Problem to solve:
Return each entry exactly, omitting nothing.

▽

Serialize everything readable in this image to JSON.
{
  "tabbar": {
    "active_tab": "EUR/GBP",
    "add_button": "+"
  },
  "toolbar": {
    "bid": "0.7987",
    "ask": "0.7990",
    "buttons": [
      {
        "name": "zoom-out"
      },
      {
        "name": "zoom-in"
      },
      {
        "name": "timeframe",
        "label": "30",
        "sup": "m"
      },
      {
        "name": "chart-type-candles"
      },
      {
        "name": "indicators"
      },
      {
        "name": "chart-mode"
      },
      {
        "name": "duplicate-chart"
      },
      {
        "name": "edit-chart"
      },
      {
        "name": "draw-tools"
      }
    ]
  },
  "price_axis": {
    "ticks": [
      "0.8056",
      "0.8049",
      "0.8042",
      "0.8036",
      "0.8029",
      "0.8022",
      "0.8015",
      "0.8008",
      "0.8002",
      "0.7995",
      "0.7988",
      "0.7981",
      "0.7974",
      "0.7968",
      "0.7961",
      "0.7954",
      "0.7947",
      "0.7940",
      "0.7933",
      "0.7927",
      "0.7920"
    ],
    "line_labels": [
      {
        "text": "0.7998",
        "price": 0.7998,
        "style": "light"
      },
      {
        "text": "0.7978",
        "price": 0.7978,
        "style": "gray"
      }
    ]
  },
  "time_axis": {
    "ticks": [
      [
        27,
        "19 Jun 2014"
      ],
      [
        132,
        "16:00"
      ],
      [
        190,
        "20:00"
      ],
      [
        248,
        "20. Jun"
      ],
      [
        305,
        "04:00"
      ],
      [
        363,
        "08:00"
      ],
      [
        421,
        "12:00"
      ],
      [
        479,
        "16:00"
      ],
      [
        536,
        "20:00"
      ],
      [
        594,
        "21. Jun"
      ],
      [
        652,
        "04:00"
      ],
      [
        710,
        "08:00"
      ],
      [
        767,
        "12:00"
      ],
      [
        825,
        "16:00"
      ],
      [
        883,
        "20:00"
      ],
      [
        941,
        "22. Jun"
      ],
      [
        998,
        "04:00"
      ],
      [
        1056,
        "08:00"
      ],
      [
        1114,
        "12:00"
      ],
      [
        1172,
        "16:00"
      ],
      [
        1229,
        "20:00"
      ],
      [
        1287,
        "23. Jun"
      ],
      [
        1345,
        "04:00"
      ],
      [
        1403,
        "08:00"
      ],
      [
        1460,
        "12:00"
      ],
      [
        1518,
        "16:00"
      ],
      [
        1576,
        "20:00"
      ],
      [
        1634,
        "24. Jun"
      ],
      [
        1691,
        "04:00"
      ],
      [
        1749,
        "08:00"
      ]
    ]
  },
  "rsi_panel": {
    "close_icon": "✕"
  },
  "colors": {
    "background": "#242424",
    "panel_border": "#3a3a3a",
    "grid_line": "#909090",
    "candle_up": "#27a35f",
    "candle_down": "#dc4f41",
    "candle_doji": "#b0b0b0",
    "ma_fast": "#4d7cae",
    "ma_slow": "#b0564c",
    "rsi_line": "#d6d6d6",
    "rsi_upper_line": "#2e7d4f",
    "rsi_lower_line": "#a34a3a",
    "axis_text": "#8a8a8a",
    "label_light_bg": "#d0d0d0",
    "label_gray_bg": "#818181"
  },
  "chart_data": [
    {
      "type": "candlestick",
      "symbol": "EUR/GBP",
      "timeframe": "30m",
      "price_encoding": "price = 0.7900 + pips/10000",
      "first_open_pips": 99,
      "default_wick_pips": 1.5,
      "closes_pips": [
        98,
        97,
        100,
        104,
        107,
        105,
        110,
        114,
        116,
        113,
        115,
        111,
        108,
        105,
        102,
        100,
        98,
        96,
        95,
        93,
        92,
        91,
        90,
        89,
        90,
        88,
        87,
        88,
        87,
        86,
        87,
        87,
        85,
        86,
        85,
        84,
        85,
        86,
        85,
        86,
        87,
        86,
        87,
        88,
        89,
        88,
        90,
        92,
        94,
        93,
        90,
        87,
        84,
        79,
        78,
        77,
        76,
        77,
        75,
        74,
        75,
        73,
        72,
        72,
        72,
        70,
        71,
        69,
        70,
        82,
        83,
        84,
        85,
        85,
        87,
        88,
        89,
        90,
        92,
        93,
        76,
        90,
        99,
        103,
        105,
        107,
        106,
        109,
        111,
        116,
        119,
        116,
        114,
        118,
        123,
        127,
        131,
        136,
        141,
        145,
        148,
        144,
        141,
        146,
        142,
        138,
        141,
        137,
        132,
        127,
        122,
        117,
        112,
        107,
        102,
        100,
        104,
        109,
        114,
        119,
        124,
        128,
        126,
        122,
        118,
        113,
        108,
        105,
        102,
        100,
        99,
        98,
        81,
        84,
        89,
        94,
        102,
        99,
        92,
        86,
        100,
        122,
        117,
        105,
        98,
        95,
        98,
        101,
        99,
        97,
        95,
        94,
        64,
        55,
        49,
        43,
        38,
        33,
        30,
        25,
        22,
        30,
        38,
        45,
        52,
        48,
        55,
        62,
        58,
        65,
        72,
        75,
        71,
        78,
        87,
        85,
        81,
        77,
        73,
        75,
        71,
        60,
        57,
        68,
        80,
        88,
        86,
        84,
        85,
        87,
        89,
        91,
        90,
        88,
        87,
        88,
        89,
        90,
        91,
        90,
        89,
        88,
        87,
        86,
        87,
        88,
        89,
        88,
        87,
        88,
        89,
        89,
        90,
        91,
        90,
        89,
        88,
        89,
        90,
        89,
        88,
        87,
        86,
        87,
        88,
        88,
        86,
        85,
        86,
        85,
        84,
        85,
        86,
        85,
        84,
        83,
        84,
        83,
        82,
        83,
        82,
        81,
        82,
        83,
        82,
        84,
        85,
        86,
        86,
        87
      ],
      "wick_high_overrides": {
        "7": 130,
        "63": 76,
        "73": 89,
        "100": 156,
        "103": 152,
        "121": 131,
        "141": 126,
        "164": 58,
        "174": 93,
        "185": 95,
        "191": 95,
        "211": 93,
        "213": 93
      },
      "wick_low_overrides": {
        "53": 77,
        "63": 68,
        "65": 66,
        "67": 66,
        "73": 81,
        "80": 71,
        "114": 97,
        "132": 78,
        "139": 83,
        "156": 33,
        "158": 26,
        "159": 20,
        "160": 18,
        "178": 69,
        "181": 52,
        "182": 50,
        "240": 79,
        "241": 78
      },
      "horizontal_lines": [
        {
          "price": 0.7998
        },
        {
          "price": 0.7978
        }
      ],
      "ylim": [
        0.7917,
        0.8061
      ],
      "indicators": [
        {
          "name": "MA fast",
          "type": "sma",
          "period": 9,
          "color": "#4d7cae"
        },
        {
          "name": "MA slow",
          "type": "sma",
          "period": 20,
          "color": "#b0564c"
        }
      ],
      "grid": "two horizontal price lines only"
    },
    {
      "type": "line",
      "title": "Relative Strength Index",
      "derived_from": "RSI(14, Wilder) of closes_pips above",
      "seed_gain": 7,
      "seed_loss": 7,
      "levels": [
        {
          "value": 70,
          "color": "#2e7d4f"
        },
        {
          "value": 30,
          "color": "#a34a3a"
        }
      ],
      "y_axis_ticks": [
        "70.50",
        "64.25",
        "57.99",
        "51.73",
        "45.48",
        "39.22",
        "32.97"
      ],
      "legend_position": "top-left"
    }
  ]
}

△

Exercise response:
Serialize everything readable in this image to JSON.
{
  "tabbar": {
    "active_tab": "EUR/GBP",
    "add_button": "+"
  },
  "toolbar": {
    "bid": "0.7987",
    "ask": "0.7990",
    "buttons": [
      {
        "name": "zoom-out"
      },
      {
        "name": "zoom-in"
      },
      {
        "name": "timeframe",
        "label": "30",
        "sup": "m"
      },
      {
        "name": "chart-type-candles"
      },
      {
        "name": "indicators"
      },
      {
        "name": "chart-mode"
      },
      {
        "name": "duplicate-chart"
      },
      {
        "name": "edit-chart"
      },
      {
        "name": "draw-tools"
      }
    ]
  },
  "price_axis": {
    "ticks": [
      "0.8056",
      "0.8049",
      "0.8042",
      "0.8036",
      "0.8029",
      "0.8022",
      "0.8015",
      "0.8008",
      "0.8002",
      "0.7995",
      "0.7988",
      "0.7981",
      "0.7974",
      "0.7968",
      "0.7961",
      "0.7954",
      "0.7947",
      "0.7940",
      "0.7933",
      "0.7927",
      "0.7920"
    ],
    "line_labels": [
      {
        "text": "0.7998",
        "price": 0.7998,
        "style": "light"
      },
      {
        "text": "0.7978",
        "price": 0.7978,
        "style": "gray"
      }
    ]
  },
  "time_axis": {
    "ticks": [
      [
        27,
        "19 Jun 2014"
      ],
      [
        132,
        "16:00"
      ],
      [
        190,
        "20:00"
      ],
      [
        248,
        "20. Jun"
      ],
      [
        305,
        "04:00"
      ],
      [
        363,
        "08:00"
      ],
      [
        421,
        "12:00"
      ],
      [
        479,
        "16:00"
      ],
      [
        536,
        "20:00"
      ],
      [
        594,
        "21. Jun"
      ],
      [
        652,
        "04:00"
      ],
      [
        710,
        "08:00"
      ],
      [
        767,
        "12:00"
      ],
      [
        825,
        "16:00"
      ],
      [
        883,
        "20:00"
      ],
      [
        941,
        "22. Jun"
      ],
      [
        998,
        "04:00"
      ],
      [
        1056,
        "08:00"
      ],
      [
        1114,
        "12:00"
      ],
      [
        1172,
        "16:00"
      ],
      [
        1229,
        "20:00"
      ],
      [
        1287,
        "23. Jun"
      ],
      [
        1345,
        "04:00"
      ],
      [
        1403,
        "08:00"
      ],
      [
        1460,
        "12:00"
      ],
      [
        1518,
        "16:00"
      ],
      [
        1576,
        "20:00"
      ],
      [
        1634,
        "24. Jun"
      ],
      [
        1691,
        "04:00"
      ],
      [
        1749,
        "08:00"
      ]
    ]
  },
  "rsi_panel": {
    "close_icon": "✕"
  },
  "colors": {
    "background": "#242424",
    "panel_border": "#3a3a3a",
    "grid_line": "#909090",
    "candle_up": "#27a35f",
    "candle_down": "#dc4f41",
    "candle_doji": "#b0b0b0",
    "ma_fast": "#4d7cae",
    "ma_slow": "#b0564c",
    "rsi_line": "#d6d6d6",
    "rsi_upper_line": "#2e7d4f",
    "rsi_lower_line": "#a34a3a",
    "axis_text": "#8a8a8a",
    "label_light_bg": "#d0d0d0",
    "label_gray_bg": "#818181"
  },
  "chart_data": [
    {
      "type": "candlestick",
      "symbol": "EUR/GBP",
      "timeframe": "30m",
      "price_encoding": "price = 0.7900 + pips/10000",
      "first_open_pips": 99,
      "default_wick_pips": 1.5,
      "closes_pips": [
        98,
        97,
        100,
        104,
        107,
        105,
        110,
        114,
        116,
        113,
        115,
        111,
        108,
        105,
        102,
        100,
        98,
        96,
        95,
        93,
        92,
        91,
        90,
        89,
        90,
        88,
        87,
        88,
        87,
        86,
        87,
        87,
        85,
        86,
        85,
        84,
        85,
        86,
        85,
        86,
        87,
        86,
        87,
        88,
        89,
        88,
        90,
        92,
        94,
        93,
        90,
        87,
        84,
        79,
        78,
        77,
        76,
        77,
        75,
        74,
        75,
        73,
        72,
        72,
        72,
        70,
        71,
        69,
        70,
        82,
        83,
        84,
        85,
        85,
        87,
        88,
        89,
        90,
        92,
        93,
        76,
        90,
        99,
        103,
        105,
        107,
        106,
        109,
        111,
        116,
        119,
        116,
        114,
        118,
        123,
        127,
        131,
        136,
        141,
        145,
        148,
        144,
        141,
        146,
        142,
        138,
        141,
        137,
        132,
        127,
        122,
        117,
        112,
        107,
        102,
        100,
        104,
        109,
        114,
        119,
        124,
        128,
        126,
        122,
        118,
        113,
        108,
        105,
        102,
        100,
        99,
        98,
        81,
        84,
        89,
        94,
        102,
        99,
        92,
        86,
        100,
        122,
        117,
        105,
        98,
        95,
        98,
        101,
        99,
        97,
        95,
        94,
        64,
        55,
        49,
        43,
        38,
        33,
        30,
        25,
        22,
        30,
        38,
        45,
        52,
        48,
        55,
        62,
        58,
        65,
        72,
        75,
        71,
        78,
        87,
        85,
        81,
        77,
        73,
        75,
        71,
        60,
        57,
        68,
        80,
        88,
        86,
        84,
        85,
        87,
        89,
        91,
        90,
        88,
        87,
        88,
        89,
        90,
        91,
        90,
        89,
        88,
        87,
        86,
        87,
        88,
        89,
        88,
        87,
        88,
        89,
        89,
        90,
        91,
        90,
        89,
        88,
        89,
        90,
        89,
        88,
        87,
        86,
        87,
        88,
        88,
        86,
        85,
        86,
        85,
        84,
        85,
        86,
        85,
        84,
        83,
        84,
        83,
        82,
        83,
        82,
        81,
        82,
        83,
        82,
        84,
        85,
        86,
        86,
        87
      ],
      "wick_high_overrides": {
        "7": 130,
        "63": 76,
        "73": 89,
        "100": 156,
        "103": 152,
        "121": 131,
        "141": 126,
        "164": 58,
        "174": 93,
        "185": 95,
        "191": 95,
        "211": 93,
        "213": 93
      },
      "wick_low_overrides": {
        "53": 77,
        "63": 68,
        "65": 66,
        "67": 66,
        "73": 81,
        "80": 71,
        "114": 97,
        "132": 78,
        "139": 83,
        "156": 33,
        "158": 26,
        "159": 20,
        "160": 18,
        "178": 69,
        "181": 52,
        "182": 50,
        "240": 79,
        "241": 78
      },
      "horizontal_lines": [
        {
          "price": 0.7998
        },
        {
          "price": 0.7978
        }
      ],
      "ylim": [
        0.7917,
        0.8061
      ],
      "indicators": [
        {
          "name": "MA fast",
          "type": "sma",
          "period": 9,
          "color": "#4d7cae"
        },
        {
          "name": "MA slow",
          "type": "sma",
          "period": 20,
          "color": "#b0564c"
        }
      ],
      "grid": "two horizontal price lines only"
    },
    {
      "type": "line",
      "title": "Relative Strength Index",
      "derived_from": "RSI(14, Wilder) of closes_pips above",
      "seed_gain": 7,
      "seed_loss": 7,
      "levels": [
        {
          "value": 70,
          "color": "#2e7d4f"
        },
        {
          "value": 30,
          "color": "#a34a3a"
        }
      ],
      "y_axis_ticks": [
        "70.50",
        "64.25",
        "57.99",
        "51.73",
        "45.48",
        "39.22",
        "32.97"
      ],
      "legend_position": "top-left"
    }
  ]
}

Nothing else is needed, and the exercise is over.